Alfonso Hernández destaca que fue doña Queta quien “hizo que la imagen de la Santa Muerte dejara los rincones de las casas y viera la luz en las calles tan urgidas de su amparo y protección”. Este es un culto casero e íntimo que nació en Tepito, aunque en muchas partes de la república mexicana se encuentran huellas de esta devoción que viene de los antiguos pueblos que dominaron el país en los tiempos precolombinos. La muerte era vista como un tránsito, un paraíso. “El origen de esta devoción es más misterioso que antropológico, pues si al final de la vida todos la hemos de conocer, qué de malo tiene hacerla presente, si desde siempre la vida y la muerte han sido buenas comadres. Es por ello que la imagen de la Santa Muerte es atractiva para quienes la consideran su madrina protectora, y es repulsiva para quienes padecen bruma mental y nebulosas en el alma”, explica el Hojalatero Social.

[INSTRUCCIONES DE TAREA] Reproduzca textualmente el fragmento del pasaje sobre la Santa Muerte comprendido entre "Alfonso Hernández destaca" y "el Hojalatero Social.", ambos incluidos.

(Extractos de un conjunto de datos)
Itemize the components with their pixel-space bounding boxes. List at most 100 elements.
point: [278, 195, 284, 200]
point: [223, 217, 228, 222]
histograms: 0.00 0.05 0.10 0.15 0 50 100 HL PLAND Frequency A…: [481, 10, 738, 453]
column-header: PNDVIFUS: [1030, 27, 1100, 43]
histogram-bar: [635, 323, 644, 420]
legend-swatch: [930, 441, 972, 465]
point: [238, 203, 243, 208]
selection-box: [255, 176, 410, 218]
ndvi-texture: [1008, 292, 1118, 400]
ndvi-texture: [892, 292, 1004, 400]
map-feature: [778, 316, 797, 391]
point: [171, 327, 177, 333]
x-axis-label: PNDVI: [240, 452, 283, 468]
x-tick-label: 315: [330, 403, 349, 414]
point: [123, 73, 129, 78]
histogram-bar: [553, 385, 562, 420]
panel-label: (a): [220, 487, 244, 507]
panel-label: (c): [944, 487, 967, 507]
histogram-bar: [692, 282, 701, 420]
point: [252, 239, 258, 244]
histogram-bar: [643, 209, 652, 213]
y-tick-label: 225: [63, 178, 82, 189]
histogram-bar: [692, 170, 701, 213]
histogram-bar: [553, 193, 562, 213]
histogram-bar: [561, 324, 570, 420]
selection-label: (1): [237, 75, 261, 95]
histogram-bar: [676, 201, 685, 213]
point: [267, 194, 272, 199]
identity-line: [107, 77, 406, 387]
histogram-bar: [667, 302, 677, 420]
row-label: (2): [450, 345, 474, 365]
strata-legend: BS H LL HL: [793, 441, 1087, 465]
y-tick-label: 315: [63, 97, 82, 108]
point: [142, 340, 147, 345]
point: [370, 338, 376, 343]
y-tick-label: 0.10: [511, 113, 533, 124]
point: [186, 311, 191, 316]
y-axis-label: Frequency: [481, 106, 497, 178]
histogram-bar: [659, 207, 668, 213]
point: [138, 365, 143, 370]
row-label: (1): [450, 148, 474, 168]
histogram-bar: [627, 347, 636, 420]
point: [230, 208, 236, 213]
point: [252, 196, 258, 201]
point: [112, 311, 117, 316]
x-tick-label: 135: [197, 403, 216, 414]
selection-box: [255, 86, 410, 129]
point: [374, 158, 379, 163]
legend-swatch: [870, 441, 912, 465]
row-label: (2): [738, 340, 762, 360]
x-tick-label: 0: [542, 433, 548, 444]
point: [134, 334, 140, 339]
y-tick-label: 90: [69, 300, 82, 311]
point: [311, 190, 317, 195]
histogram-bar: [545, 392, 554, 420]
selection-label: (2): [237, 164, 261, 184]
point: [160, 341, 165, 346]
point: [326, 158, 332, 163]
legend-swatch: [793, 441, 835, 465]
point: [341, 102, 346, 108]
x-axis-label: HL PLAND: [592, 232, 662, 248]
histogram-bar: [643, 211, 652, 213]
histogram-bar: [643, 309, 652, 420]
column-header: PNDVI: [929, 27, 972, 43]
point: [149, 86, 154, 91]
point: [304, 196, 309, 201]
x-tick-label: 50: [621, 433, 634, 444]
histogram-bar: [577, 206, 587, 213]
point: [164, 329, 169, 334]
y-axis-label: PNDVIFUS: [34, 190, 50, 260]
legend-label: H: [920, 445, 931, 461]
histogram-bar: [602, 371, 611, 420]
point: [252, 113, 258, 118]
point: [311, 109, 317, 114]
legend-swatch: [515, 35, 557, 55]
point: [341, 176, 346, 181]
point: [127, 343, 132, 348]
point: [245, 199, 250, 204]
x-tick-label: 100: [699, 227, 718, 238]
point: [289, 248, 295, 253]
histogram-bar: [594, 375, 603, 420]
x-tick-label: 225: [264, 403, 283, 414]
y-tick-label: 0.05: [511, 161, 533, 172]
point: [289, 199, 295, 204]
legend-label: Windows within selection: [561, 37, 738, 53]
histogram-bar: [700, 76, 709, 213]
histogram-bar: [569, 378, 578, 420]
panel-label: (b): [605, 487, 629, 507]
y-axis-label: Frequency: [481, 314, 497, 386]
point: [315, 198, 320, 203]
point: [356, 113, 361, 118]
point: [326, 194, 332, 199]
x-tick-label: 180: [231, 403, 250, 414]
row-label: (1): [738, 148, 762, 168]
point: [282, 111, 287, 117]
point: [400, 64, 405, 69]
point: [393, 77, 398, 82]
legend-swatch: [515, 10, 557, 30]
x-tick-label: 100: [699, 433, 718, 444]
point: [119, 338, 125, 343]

[RESPUESTA SOLICITADA]
Alfonso Hernández destaca que fue doña Queta quien “hizo que la imagen de la Santa Muerte dejara los rincones de las casas y viera la luz en las calles tan urgidas de su amparo y protección”. Este es un culto casero e íntimo que nació en Tepito, aunque en muchas partes de la república mexicana se encuentran huellas de esta devoción que viene de los antiguos pueblos que dominaron el país en los tiempos precolombinos. La muerte era vista como un tránsito, un paraíso. “El origen de esta devoción es más misterioso que antropológico, pues si al final de la vida todos la hemos de conocer, qué de malo tiene hacerla presente, si desde siempre la vida y la muerte han sido buenas comadres. Es por ello que la imagen de la Santa Muerte es atractiva para quienes la consideran su madrina protectora, y es repulsiva para quienes padecen bruma mental y nebulosas en el alma”, explica el Hojalatero Social.